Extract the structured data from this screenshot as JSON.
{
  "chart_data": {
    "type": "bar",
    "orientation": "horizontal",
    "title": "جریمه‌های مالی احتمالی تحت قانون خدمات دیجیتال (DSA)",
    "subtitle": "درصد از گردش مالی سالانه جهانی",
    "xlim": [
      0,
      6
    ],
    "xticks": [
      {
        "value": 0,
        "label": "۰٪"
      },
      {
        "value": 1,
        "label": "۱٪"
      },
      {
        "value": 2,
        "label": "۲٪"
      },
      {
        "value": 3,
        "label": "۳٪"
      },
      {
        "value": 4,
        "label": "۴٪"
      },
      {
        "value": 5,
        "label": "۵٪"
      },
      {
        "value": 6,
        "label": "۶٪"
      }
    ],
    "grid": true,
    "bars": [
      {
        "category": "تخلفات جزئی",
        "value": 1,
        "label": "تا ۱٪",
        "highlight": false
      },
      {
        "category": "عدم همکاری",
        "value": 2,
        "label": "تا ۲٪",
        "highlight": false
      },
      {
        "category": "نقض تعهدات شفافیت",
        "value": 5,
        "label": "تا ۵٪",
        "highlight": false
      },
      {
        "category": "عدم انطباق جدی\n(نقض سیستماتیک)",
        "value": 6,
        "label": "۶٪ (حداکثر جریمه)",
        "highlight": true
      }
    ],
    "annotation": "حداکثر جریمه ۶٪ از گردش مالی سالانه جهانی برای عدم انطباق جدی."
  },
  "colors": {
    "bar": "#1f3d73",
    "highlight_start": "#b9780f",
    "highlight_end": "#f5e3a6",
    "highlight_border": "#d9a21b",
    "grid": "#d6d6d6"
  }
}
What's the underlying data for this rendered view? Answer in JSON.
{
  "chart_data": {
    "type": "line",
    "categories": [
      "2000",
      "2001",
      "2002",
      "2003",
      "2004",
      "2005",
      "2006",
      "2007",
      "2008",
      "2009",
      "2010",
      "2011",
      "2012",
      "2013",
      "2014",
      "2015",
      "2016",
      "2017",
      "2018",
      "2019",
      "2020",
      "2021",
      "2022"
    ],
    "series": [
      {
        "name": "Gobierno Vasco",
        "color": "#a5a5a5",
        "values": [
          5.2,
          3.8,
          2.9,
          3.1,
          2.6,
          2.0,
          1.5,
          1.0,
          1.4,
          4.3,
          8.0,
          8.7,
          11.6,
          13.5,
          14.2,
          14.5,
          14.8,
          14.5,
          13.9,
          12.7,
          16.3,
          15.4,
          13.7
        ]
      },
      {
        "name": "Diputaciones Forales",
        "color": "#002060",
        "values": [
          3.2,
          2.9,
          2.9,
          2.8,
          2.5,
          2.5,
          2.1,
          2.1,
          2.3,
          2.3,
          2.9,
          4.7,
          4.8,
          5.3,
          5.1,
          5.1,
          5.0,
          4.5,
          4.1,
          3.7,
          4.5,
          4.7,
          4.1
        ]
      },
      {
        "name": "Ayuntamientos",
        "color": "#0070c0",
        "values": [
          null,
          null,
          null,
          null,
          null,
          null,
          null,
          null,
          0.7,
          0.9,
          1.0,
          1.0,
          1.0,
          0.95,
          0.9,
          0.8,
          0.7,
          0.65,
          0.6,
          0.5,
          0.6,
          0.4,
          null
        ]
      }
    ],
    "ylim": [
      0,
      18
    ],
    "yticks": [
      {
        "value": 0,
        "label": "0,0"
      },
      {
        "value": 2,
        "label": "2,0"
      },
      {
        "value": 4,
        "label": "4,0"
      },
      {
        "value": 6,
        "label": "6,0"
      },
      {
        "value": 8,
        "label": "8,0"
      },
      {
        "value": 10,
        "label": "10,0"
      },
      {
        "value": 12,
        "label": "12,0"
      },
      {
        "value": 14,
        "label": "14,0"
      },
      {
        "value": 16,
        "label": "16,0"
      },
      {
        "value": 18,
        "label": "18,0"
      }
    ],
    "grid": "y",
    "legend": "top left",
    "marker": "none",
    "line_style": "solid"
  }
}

* * *

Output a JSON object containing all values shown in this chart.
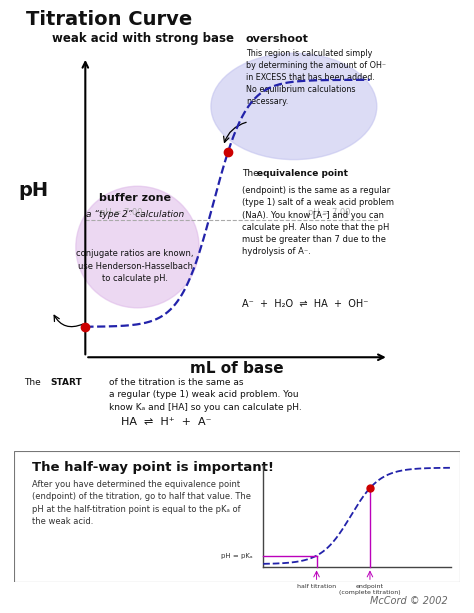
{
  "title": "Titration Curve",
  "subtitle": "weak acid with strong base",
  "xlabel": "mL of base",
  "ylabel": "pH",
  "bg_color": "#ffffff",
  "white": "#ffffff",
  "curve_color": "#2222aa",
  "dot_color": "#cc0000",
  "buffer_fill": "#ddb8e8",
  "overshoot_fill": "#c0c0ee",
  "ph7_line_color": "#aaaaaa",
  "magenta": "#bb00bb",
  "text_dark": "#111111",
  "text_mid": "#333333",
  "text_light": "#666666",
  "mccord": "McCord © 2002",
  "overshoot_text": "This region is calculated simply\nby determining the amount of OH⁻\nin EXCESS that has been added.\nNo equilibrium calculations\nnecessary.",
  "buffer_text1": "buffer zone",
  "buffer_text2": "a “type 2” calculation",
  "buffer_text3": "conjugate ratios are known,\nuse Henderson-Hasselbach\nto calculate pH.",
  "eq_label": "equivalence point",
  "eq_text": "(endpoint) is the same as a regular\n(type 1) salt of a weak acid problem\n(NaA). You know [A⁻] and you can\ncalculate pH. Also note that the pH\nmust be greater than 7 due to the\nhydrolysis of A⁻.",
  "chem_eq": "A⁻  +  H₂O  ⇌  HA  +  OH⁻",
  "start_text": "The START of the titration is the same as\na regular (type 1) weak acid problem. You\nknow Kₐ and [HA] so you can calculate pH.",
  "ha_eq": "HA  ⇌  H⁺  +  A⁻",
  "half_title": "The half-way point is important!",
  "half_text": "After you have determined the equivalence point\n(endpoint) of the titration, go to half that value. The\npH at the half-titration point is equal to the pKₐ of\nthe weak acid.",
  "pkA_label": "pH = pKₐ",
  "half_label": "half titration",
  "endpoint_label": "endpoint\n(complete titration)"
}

**STATED EXERCISE**
State how many lines of the entries above include the word "انطباق", offering no text other than the number.

**CORRECT RESPONSE**
2